## RECORDED INFORMATION
* * * * * * *

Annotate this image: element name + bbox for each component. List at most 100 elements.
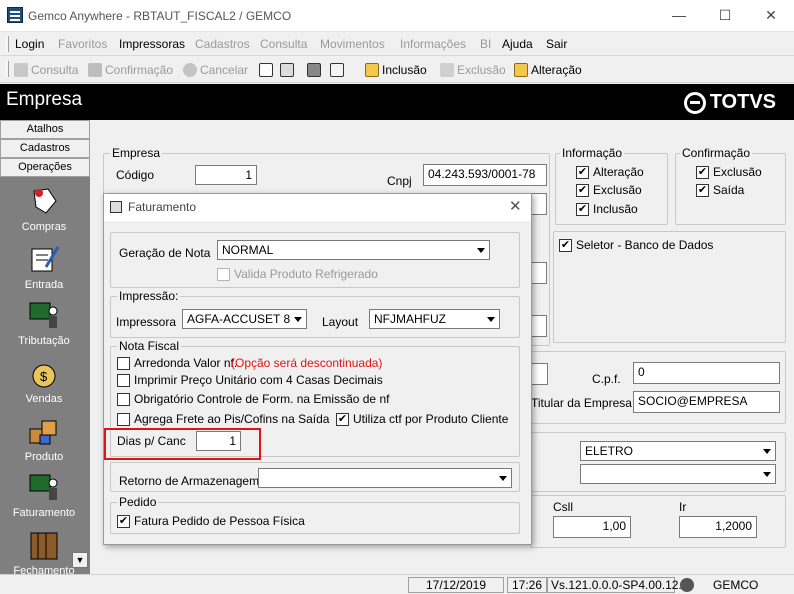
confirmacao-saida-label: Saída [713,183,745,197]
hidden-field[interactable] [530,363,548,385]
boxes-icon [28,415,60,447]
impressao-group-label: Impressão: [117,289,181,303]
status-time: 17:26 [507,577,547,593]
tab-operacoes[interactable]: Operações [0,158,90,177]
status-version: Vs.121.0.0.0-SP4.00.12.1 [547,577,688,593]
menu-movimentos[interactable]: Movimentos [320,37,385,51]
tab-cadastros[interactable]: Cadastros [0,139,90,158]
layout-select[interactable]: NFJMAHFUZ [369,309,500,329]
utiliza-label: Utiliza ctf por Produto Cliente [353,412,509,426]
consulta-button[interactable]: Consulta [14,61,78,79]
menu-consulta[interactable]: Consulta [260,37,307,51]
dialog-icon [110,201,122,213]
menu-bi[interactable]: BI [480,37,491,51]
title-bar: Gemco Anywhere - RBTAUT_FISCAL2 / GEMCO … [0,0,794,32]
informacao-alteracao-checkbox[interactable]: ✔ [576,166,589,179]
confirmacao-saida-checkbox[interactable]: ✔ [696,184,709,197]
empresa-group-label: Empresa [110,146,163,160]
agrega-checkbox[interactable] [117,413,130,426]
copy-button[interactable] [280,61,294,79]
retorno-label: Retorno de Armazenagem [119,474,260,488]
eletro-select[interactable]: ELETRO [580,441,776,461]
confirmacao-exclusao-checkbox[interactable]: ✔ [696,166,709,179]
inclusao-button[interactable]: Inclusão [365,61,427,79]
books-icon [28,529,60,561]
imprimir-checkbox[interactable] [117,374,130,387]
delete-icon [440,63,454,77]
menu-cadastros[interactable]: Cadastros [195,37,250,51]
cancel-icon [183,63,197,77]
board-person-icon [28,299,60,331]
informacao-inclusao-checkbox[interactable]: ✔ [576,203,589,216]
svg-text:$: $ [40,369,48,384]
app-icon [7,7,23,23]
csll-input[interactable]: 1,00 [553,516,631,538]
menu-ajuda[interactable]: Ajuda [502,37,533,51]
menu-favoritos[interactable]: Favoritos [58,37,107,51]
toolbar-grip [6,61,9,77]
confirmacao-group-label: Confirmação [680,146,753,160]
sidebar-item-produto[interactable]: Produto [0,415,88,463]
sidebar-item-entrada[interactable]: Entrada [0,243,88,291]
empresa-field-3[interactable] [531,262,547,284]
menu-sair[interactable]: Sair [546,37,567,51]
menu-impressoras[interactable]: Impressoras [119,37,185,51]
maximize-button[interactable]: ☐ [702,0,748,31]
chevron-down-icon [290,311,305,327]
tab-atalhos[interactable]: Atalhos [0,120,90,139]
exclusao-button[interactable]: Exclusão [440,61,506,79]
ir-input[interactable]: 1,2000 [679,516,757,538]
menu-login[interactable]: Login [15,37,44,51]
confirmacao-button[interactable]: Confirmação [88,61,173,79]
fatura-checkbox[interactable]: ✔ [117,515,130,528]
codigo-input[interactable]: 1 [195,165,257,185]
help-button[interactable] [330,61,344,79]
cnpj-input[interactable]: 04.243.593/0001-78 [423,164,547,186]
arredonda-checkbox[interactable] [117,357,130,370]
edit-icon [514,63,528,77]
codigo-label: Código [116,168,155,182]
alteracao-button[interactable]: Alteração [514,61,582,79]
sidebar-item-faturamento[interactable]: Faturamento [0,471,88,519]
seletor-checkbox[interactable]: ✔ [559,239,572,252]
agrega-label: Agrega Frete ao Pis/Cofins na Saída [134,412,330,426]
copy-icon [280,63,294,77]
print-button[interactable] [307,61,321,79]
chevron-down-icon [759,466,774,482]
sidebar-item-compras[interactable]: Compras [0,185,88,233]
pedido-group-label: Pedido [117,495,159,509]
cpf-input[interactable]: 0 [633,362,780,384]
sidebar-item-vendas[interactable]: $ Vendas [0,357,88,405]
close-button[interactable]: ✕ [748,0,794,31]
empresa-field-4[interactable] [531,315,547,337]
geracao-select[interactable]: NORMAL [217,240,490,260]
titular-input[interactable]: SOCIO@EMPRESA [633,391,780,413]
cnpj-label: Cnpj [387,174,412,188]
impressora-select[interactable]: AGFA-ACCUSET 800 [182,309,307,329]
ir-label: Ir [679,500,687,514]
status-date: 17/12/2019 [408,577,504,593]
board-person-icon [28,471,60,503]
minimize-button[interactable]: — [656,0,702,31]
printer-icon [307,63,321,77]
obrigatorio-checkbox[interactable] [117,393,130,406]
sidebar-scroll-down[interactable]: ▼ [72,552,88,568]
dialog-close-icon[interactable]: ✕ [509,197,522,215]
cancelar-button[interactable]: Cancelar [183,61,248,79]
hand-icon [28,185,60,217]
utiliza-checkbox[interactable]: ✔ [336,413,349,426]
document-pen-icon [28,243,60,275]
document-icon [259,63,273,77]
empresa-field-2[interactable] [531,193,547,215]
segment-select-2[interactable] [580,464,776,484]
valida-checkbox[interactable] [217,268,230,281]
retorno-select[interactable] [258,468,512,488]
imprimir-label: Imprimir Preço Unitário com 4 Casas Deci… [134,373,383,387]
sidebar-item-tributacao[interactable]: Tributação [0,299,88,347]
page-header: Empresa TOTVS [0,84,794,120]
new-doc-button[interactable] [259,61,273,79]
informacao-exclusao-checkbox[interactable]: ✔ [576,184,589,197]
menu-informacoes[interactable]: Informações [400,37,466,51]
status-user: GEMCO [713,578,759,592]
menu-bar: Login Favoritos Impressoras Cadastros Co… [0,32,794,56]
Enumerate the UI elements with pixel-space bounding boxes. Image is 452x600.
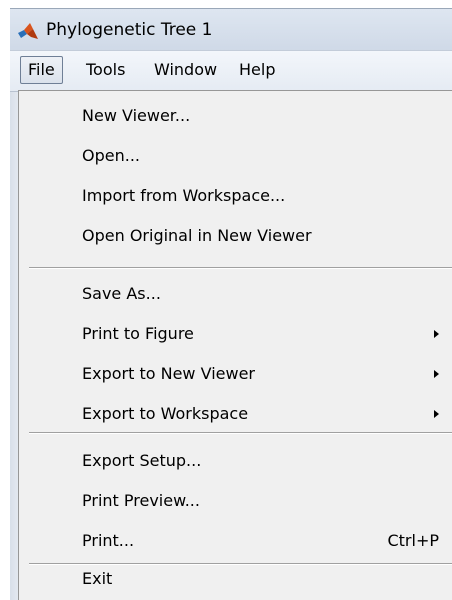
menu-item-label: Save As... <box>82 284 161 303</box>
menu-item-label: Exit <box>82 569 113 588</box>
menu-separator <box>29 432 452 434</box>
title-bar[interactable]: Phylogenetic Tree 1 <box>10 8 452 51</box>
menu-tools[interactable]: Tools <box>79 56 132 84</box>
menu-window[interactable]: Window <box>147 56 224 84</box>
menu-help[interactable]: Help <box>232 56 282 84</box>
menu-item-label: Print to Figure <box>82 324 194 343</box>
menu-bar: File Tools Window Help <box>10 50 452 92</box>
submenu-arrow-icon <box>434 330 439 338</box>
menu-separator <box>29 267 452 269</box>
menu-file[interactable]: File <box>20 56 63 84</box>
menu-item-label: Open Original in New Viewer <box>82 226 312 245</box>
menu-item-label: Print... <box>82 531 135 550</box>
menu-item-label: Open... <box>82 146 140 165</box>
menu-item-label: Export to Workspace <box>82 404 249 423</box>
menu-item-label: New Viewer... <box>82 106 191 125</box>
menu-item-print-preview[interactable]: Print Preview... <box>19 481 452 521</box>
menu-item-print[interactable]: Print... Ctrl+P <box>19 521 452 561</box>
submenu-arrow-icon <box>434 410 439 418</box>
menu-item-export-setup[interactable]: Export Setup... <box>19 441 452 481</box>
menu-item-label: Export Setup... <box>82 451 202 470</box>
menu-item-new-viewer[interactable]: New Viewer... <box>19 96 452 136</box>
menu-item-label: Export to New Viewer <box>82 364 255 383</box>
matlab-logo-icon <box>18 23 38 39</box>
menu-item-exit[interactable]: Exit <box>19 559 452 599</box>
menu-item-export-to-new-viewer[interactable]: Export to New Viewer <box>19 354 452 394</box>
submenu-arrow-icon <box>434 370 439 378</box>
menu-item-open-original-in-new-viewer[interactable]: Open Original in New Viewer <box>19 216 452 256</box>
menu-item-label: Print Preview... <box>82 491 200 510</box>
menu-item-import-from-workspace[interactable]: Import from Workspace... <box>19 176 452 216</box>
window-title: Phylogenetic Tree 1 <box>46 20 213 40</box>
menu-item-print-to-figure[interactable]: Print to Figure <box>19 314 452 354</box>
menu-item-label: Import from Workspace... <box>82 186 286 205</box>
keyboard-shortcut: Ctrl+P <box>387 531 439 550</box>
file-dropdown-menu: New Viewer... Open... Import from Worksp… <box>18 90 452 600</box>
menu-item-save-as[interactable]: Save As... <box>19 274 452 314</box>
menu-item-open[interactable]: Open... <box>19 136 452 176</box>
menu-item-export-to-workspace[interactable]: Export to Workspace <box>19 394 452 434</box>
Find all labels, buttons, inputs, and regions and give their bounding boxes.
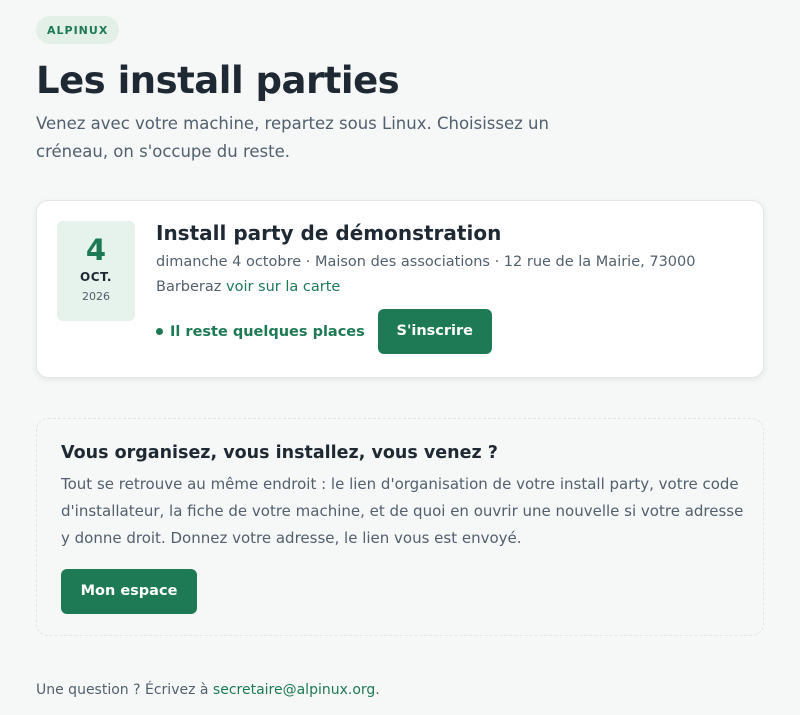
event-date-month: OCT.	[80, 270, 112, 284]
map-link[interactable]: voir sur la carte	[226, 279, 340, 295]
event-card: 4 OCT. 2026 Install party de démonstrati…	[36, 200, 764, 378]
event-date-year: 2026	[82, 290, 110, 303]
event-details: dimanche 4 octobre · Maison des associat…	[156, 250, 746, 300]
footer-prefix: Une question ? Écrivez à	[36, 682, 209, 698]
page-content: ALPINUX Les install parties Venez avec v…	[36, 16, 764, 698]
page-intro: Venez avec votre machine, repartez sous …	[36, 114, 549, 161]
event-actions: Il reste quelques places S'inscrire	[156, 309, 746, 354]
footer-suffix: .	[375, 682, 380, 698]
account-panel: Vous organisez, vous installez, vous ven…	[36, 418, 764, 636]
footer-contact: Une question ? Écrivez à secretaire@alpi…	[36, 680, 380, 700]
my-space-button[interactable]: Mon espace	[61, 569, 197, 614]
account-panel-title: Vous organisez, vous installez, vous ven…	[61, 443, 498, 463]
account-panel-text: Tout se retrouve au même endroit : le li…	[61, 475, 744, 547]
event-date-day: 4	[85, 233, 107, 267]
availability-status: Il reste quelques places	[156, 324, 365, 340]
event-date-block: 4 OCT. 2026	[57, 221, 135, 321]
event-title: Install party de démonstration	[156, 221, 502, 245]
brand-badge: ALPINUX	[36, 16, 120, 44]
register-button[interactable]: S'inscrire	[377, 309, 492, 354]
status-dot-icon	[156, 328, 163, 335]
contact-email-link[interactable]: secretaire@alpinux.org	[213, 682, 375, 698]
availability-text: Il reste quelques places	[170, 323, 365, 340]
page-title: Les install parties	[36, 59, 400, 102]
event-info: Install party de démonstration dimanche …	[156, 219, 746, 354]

* * * * * * *

## WHAT TO WORK ON
Copy out the rows from the line containing "270, 112, 284]" through the line containing "account-panel-title: Vous organisez, vous", including both of those lines.

## EXERCISE ANSWER
event-date-month: OCT.	[80, 270, 112, 284]
map-link[interactable]: voir sur la carte	[226, 279, 340, 295]
event-card: 4 OCT. 2026 Install party de démonstrati…	[36, 200, 764, 378]
event-date-year: 2026	[82, 290, 110, 303]
event-details: dimanche 4 octobre · Maison des associat…	[156, 250, 746, 300]
footer-prefix: Une question ? Écrivez à	[36, 682, 209, 698]
page-content: ALPINUX Les install parties Venez avec v…	[36, 16, 764, 698]
page-intro: Venez avec votre machine, repartez sous …	[36, 114, 549, 161]
event-actions: Il reste quelques places S'inscrire	[156, 309, 746, 354]
footer-suffix: .	[375, 682, 380, 698]
account-panel: Vous organisez, vous installez, vous ven…	[36, 418, 764, 636]
footer-contact: Une question ? Écrivez à secretaire@alpi…	[36, 680, 380, 700]
my-space-button[interactable]: Mon espace	[61, 569, 197, 614]
account-panel-title: Vous organisez, vous installez, vous ven…	[61, 443, 498, 463]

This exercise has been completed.